» PROBLEM
Leave out the pictures and copy everything else below exactly.

** start **

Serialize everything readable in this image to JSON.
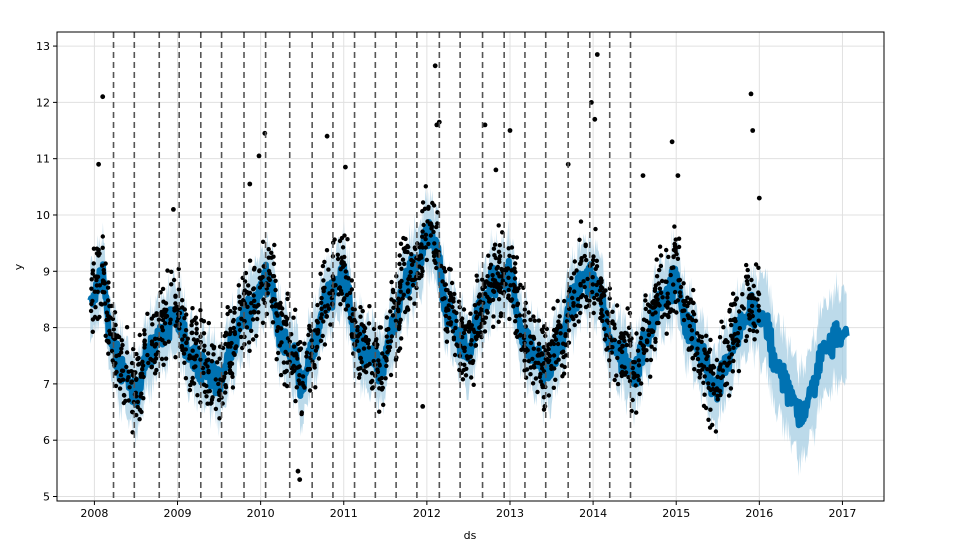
{
  "chart_data": {
    "type": "scatter",
    "title": "",
    "xlabel": "ds",
    "ylabel": "y",
    "xlim": [
      2007.55,
      2017.5
    ],
    "ylim": [
      4.92,
      13.25
    ],
    "x_ticks": [
      2008,
      2009,
      2010,
      2011,
      2012,
      2013,
      2014,
      2015,
      2016,
      2017
    ],
    "x_tick_labels": [
      "2008",
      "2009",
      "2010",
      "2011",
      "2012",
      "2013",
      "2014",
      "2015",
      "2016",
      "2017"
    ],
    "y_ticks": [
      5,
      6,
      7,
      8,
      9,
      10,
      11,
      12,
      13
    ],
    "y_tick_labels": [
      "5",
      "6",
      "7",
      "8",
      "9",
      "10",
      "11",
      "12",
      "13"
    ],
    "grid": true,
    "colors": {
      "observed_points": "#000000",
      "forecast_line": "#0072B2",
      "uncertainty_band": "#A6CEE3",
      "changepoint_lines": "#555555",
      "grid": "#e0e0e0"
    },
    "observed_range": [
      2007.95,
      2016.0
    ],
    "forecast_range": [
      2007.95,
      2017.05
    ],
    "changepoints": [
      2008.23,
      2008.48,
      2008.78,
      2009.02,
      2009.28,
      2009.53,
      2009.8,
      2010.06,
      2010.35,
      2010.62,
      2010.87,
      2011.13,
      2011.38,
      2011.63,
      2011.88,
      2012.15,
      2012.4,
      2012.67,
      2012.93,
      2013.18,
      2013.43,
      2013.7,
      2013.96,
      2014.2,
      2014.45
    ],
    "forecast_anchors": {
      "x": [
        2007.97,
        2008.1,
        2008.2,
        2008.35,
        2008.5,
        2008.65,
        2008.8,
        2009.0,
        2009.15,
        2009.3,
        2009.5,
        2009.65,
        2009.8,
        2009.95,
        2010.1,
        2010.25,
        2010.4,
        2010.5,
        2010.65,
        2010.8,
        2011.0,
        2011.15,
        2011.3,
        2011.45,
        2011.6,
        2011.75,
        2011.9,
        2012.0,
        2012.1,
        2012.25,
        2012.4,
        2012.5,
        2012.65,
        2012.8,
        2013.0,
        2013.15,
        2013.3,
        2013.45,
        2013.6,
        2013.75,
        2013.9,
        2014.05,
        2014.2,
        2014.35,
        2014.5,
        2014.65,
        2014.8,
        2015.0,
        2015.15,
        2015.3,
        2015.45,
        2015.6,
        2015.75,
        2015.9,
        2016.05,
        2016.2,
        2016.35,
        2016.5,
        2016.65,
        2016.8,
        2016.95,
        2017.05
      ],
      "y": [
        8.5,
        8.9,
        7.7,
        7.2,
        6.8,
        7.5,
        7.9,
        8.2,
        7.5,
        7.3,
        7.0,
        7.6,
        8.2,
        8.5,
        8.9,
        7.8,
        7.5,
        7.0,
        7.7,
        8.5,
        8.9,
        7.8,
        7.5,
        7.3,
        8.0,
        8.8,
        9.2,
        9.6,
        9.5,
        8.3,
        7.8,
        7.5,
        8.3,
        8.8,
        8.9,
        7.9,
        7.5,
        7.2,
        7.7,
        8.5,
        8.9,
        8.8,
        7.8,
        7.5,
        7.2,
        7.8,
        8.5,
        8.8,
        8.0,
        7.5,
        6.9,
        7.3,
        8.0,
        8.3,
        8.2,
        7.4,
        6.9,
        6.4,
        7.0,
        7.7,
        7.8,
        7.9
      ]
    },
    "observed_outliers": {
      "x": [
        2008.1,
        2008.05,
        2008.95,
        2009.87,
        2009.98,
        2010.05,
        2010.45,
        2010.47,
        2010.8,
        2011.02,
        2012.1,
        2012.12,
        2012.15,
        2012.7,
        2012.83,
        2013.0,
        2013.7,
        2013.98,
        2014.02,
        2014.05,
        2014.6,
        2014.95,
        2015.02,
        2015.9,
        2015.92,
        2016.0,
        2013.42,
        2011.95
      ],
      "y": [
        12.1,
        10.9,
        10.1,
        10.55,
        11.05,
        11.45,
        5.45,
        5.3,
        11.4,
        10.85,
        12.65,
        11.6,
        11.65,
        11.6,
        10.8,
        11.5,
        10.9,
        12.0,
        11.7,
        12.85,
        10.7,
        11.3,
        10.7,
        12.15,
        11.5,
        10.3,
        6.6,
        6.6
      ]
    }
  }
}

** end **

» TASK ANSWER
Serialize everything readable in this image to JSON.
{
  "chart_data": {
    "type": "scatter",
    "title": "",
    "xlabel": "ds",
    "ylabel": "y",
    "xlim": [
      2007.55,
      2017.5
    ],
    "ylim": [
      4.92,
      13.25
    ],
    "x_ticks": [
      2008,
      2009,
      2010,
      2011,
      2012,
      2013,
      2014,
      2015,
      2016,
      2017
    ],
    "x_tick_labels": [
      "2008",
      "2009",
      "2010",
      "2011",
      "2012",
      "2013",
      "2014",
      "2015",
      "2016",
      "2017"
    ],
    "y_ticks": [
      5,
      6,
      7,
      8,
      9,
      10,
      11,
      12,
      13
    ],
    "y_tick_labels": [
      "5",
      "6",
      "7",
      "8",
      "9",
      "10",
      "11",
      "12",
      "13"
    ],
    "grid": true,
    "colors": {
      "observed_points": "#000000",
      "forecast_line": "#0072B2",
      "uncertainty_band": "#A6CEE3",
      "changepoint_lines": "#555555",
      "grid": "#e0e0e0"
    },
    "observed_range": [
      2007.95,
      2016.0
    ],
    "forecast_range": [
      2007.95,
      2017.05
    ],
    "changepoints": [
      2008.23,
      2008.48,
      2008.78,
      2009.02,
      2009.28,
      2009.53,
      2009.8,
      2010.06,
      2010.35,
      2010.62,
      2010.87,
      2011.13,
      2011.38,
      2011.63,
      2011.88,
      2012.15,
      2012.4,
      2012.67,
      2012.93,
      2013.18,
      2013.43,
      2013.7,
      2013.96,
      2014.2,
      2014.45
    ],
    "forecast_anchors": {
      "x": [
        2007.97,
        2008.1,
        2008.2,
        2008.35,
        2008.5,
        2008.65,
        2008.8,
        2009.0,
        2009.15,
        2009.3,
        2009.5,
        2009.65,
        2009.8,
        2009.95,
        2010.1,
        2010.25,
        2010.4,
        2010.5,
        2010.65,
        2010.8,
        2011.0,
        2011.15,
        2011.3,
        2011.45,
        2011.6,
        2011.75,
        2011.9,
        2012.0,
        2012.1,
        2012.25,
        2012.4,
        2012.5,
        2012.65,
        2012.8,
        2013.0,
        2013.15,
        2013.3,
        2013.45,
        2013.6,
        2013.75,
        2013.9,
        2014.05,
        2014.2,
        2014.35,
        2014.5,
        2014.65,
        2014.8,
        2015.0,
        2015.15,
        2015.3,
        2015.45,
        2015.6,
        2015.75,
        2015.9,
        2016.05,
        2016.2,
        2016.35,
        2016.5,
        2016.65,
        2016.8,
        2016.95,
        2017.05
      ],
      "y": [
        8.5,
        8.9,
        7.7,
        7.2,
        6.8,
        7.5,
        7.9,
        8.2,
        7.5,
        7.3,
        7.0,
        7.6,
        8.2,
        8.5,
        8.9,
        7.8,
        7.5,
        7.0,
        7.7,
        8.5,
        8.9,
        7.8,
        7.5,
        7.3,
        8.0,
        8.8,
        9.2,
        9.6,
        9.5,
        8.3,
        7.8,
        7.5,
        8.3,
        8.8,
        8.9,
        7.9,
        7.5,
        7.2,
        7.7,
        8.5,
        8.9,
        8.8,
        7.8,
        7.5,
        7.2,
        7.8,
        8.5,
        8.8,
        8.0,
        7.5,
        6.9,
        7.3,
        8.0,
        8.3,
        8.2,
        7.4,
        6.9,
        6.4,
        7.0,
        7.7,
        7.8,
        7.9
      ]
    },
    "observed_outliers": {
      "x": [
        2008.1,
        2008.05,
        2008.95,
        2009.87,
        2009.98,
        2010.05,
        2010.45,
        2010.47,
        2010.8,
        2011.02,
        2012.1,
        2012.12,
        2012.15,
        2012.7,
        2012.83,
        2013.0,
        2013.7,
        2013.98,
        2014.02,
        2014.05,
        2014.6,
        2014.95,
        2015.02,
        2015.9,
        2015.92,
        2016.0,
        2013.42,
        2011.95
      ],
      "y": [
        12.1,
        10.9,
        10.1,
        10.55,
        11.05,
        11.45,
        5.45,
        5.3,
        11.4,
        10.85,
        12.65,
        11.6,
        11.65,
        11.6,
        10.8,
        11.5,
        10.9,
        12.0,
        11.7,
        12.85,
        10.7,
        11.3,
        10.7,
        12.15,
        11.5,
        10.3,
        6.6,
        6.6
      ]
    }
  }
}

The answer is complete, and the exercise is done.